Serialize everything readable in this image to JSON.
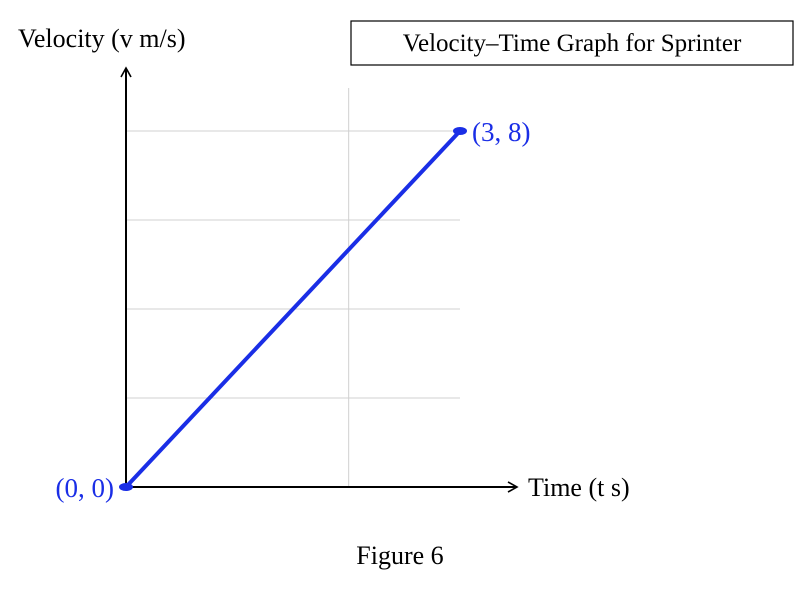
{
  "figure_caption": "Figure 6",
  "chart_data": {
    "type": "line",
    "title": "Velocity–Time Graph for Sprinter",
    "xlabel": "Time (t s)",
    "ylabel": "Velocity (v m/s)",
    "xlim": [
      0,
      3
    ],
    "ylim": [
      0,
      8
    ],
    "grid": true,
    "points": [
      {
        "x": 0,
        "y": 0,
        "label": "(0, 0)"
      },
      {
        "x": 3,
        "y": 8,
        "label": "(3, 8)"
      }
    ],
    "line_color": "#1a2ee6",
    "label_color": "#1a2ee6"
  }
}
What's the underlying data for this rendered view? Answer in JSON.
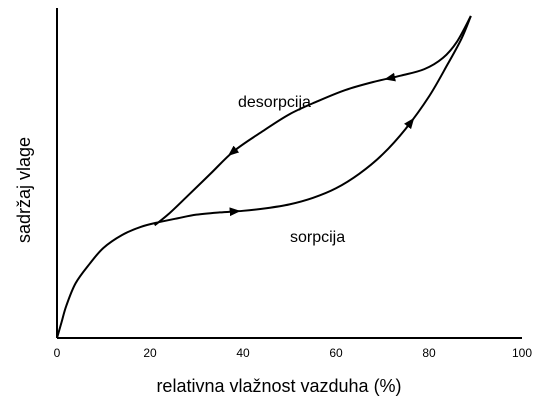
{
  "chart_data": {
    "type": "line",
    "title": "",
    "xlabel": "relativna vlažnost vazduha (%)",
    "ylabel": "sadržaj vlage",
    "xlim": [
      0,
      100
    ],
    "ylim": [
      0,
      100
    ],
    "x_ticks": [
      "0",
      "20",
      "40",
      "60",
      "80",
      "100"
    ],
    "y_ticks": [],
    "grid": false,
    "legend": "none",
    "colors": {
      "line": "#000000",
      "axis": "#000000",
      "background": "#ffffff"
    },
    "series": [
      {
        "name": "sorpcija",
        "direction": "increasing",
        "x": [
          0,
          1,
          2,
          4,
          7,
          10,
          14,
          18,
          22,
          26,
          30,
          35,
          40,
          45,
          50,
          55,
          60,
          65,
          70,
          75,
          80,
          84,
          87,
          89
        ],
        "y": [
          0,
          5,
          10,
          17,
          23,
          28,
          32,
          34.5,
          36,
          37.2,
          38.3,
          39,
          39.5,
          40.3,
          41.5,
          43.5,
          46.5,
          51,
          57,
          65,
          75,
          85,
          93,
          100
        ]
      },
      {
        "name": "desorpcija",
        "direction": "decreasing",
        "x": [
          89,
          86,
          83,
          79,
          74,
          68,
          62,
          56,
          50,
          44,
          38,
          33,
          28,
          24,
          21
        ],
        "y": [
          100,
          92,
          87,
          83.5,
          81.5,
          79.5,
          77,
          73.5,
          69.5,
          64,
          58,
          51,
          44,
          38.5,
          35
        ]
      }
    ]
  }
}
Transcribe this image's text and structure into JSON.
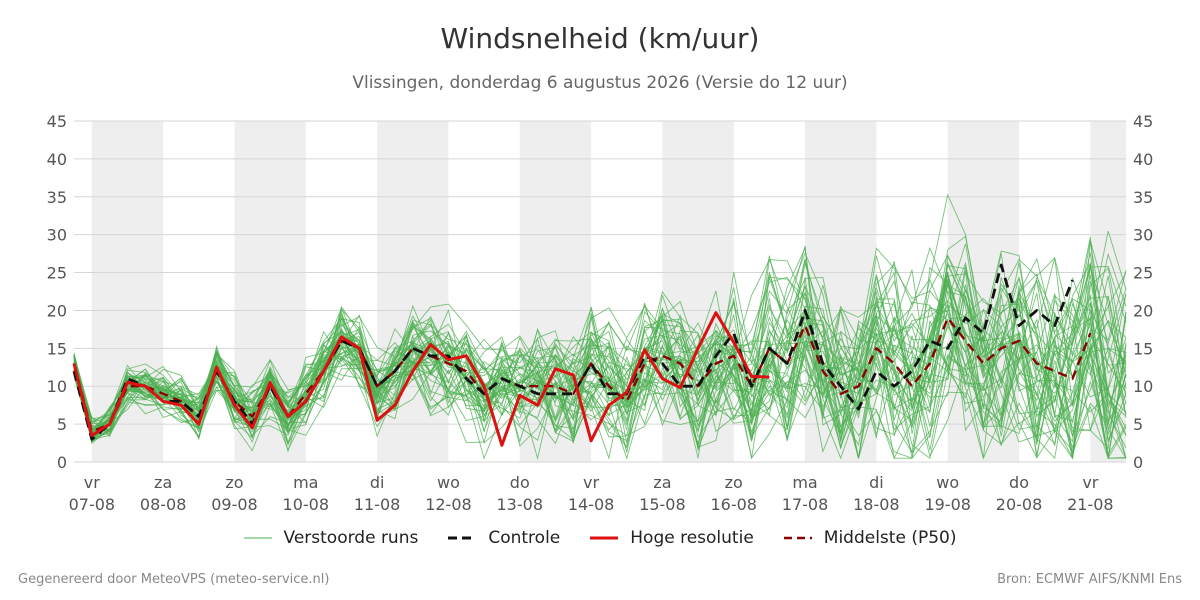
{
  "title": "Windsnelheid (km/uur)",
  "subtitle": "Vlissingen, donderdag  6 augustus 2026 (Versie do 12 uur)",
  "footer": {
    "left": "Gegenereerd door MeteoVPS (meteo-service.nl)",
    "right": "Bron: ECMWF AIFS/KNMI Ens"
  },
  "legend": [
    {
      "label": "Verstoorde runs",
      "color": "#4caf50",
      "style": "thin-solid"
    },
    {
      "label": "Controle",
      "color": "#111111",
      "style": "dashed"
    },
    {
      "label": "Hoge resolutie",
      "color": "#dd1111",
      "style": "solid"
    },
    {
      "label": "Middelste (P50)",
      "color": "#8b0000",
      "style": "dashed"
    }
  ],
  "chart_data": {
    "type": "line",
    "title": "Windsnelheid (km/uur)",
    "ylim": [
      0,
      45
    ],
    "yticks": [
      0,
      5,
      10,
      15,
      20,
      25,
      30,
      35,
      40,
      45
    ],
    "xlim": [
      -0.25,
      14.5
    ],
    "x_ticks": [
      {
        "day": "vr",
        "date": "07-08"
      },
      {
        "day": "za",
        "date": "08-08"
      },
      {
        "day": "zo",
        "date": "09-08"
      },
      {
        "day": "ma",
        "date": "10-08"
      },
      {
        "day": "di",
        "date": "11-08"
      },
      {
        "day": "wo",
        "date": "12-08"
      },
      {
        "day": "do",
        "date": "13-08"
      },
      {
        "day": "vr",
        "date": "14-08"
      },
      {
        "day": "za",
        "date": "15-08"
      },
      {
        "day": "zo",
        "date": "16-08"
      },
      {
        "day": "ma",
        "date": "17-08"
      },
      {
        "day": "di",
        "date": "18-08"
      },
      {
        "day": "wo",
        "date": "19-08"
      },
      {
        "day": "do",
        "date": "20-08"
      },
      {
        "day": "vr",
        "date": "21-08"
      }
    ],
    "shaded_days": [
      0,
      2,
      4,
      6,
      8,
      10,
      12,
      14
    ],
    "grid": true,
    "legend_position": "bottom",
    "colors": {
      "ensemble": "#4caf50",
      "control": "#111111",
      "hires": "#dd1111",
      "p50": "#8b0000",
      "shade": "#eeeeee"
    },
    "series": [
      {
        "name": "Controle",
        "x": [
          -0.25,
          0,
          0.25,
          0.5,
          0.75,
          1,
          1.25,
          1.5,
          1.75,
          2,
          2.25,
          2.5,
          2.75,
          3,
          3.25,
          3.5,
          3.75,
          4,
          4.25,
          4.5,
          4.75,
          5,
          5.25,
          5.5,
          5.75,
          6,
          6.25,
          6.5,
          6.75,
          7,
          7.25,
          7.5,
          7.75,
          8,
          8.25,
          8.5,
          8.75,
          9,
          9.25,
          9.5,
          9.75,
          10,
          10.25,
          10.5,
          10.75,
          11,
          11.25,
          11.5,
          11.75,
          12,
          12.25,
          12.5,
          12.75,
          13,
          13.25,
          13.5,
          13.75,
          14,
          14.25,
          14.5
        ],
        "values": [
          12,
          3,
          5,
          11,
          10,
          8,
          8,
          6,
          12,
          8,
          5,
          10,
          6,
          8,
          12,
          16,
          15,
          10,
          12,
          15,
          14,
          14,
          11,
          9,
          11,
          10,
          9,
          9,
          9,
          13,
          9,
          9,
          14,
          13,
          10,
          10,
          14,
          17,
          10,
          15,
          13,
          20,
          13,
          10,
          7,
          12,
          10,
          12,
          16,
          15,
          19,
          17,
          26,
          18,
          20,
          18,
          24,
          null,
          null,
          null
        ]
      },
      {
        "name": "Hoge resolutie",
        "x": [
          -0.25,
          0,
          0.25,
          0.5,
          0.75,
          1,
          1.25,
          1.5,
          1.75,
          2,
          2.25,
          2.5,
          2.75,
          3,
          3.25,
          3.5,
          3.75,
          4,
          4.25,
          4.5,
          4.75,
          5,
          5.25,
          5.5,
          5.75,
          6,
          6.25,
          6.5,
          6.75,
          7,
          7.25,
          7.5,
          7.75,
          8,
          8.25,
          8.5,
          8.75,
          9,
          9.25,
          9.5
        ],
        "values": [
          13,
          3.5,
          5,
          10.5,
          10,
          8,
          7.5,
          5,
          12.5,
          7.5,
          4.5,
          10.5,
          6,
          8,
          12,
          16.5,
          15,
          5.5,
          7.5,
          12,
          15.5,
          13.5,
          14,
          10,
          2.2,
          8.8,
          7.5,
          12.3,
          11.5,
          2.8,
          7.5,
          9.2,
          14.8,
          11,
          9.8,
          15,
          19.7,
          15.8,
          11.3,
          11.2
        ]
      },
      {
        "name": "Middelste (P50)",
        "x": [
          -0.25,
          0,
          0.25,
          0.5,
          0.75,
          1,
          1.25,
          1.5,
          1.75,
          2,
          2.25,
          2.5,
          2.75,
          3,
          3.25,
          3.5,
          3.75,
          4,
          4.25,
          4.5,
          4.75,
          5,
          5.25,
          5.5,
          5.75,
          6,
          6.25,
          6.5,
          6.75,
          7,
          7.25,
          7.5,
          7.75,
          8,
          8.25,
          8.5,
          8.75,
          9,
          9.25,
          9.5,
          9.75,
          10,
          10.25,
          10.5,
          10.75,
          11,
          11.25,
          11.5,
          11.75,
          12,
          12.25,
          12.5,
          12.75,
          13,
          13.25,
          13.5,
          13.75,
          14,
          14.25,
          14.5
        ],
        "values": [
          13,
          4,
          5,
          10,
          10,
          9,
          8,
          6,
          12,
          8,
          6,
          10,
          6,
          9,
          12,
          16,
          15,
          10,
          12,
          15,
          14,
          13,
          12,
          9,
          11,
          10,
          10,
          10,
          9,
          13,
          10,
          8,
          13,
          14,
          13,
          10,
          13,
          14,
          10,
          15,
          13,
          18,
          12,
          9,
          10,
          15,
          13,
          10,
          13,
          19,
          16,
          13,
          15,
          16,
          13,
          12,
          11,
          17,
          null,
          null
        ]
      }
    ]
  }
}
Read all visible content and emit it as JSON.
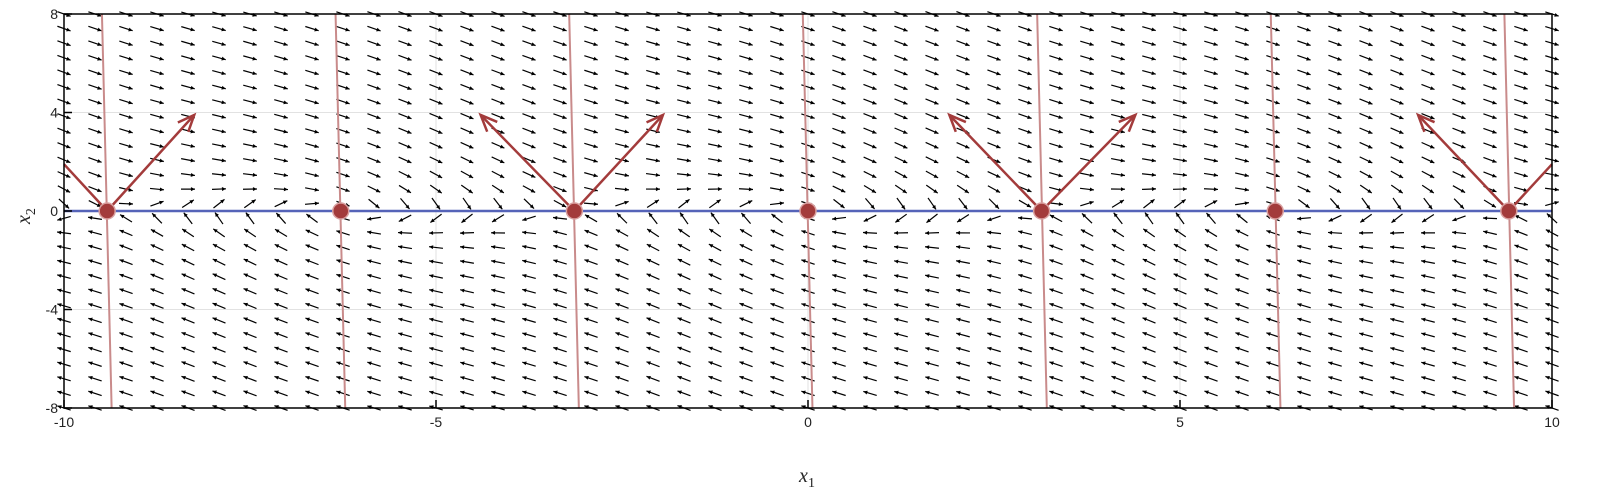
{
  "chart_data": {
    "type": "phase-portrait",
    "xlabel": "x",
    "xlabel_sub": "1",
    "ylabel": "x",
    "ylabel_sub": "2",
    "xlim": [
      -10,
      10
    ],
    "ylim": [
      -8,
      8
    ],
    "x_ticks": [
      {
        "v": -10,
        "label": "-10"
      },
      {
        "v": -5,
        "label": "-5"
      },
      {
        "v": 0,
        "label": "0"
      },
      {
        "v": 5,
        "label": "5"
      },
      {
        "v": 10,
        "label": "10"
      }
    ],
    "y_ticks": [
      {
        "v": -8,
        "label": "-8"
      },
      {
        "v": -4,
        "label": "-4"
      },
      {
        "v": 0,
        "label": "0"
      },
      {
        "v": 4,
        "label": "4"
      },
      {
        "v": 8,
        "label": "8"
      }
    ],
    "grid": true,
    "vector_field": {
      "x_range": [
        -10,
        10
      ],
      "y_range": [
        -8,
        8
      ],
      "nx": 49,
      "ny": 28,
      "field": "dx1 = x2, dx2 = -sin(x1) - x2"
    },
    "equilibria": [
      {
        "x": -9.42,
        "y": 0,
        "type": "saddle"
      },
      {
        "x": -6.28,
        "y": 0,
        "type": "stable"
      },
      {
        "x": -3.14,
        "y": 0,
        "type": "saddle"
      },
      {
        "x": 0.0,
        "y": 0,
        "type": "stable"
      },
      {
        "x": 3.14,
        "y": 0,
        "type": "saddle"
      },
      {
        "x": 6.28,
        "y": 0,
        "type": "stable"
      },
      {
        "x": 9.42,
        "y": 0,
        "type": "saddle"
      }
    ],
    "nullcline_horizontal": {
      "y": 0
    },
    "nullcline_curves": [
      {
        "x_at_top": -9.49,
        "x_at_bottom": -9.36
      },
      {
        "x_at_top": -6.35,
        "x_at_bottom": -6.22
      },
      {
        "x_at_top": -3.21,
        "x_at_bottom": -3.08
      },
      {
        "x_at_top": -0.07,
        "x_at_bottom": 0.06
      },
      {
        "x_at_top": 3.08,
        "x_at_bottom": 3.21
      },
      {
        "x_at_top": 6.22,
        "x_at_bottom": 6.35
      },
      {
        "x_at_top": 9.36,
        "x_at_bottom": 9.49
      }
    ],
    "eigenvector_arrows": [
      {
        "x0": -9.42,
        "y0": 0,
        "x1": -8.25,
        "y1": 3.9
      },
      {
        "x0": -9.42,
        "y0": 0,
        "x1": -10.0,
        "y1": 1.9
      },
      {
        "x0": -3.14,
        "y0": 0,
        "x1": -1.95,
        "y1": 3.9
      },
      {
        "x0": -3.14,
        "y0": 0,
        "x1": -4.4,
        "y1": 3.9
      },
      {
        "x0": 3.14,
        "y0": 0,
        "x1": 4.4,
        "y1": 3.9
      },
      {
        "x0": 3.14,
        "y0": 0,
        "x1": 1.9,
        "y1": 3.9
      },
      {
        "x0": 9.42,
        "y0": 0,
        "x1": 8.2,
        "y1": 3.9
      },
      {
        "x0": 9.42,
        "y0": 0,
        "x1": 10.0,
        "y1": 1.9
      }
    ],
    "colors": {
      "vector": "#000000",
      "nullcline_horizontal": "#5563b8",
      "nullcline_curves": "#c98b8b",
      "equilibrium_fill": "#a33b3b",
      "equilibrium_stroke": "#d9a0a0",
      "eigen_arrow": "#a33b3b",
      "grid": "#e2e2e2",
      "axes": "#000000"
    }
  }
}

◆ ◆ ◆

Instructions to follow> From the records, copy every line that has the string "image" in it.

Answer to this task>
Serialize everything readable in this image to JSON.
Transcribe this image's text and structure into JSON.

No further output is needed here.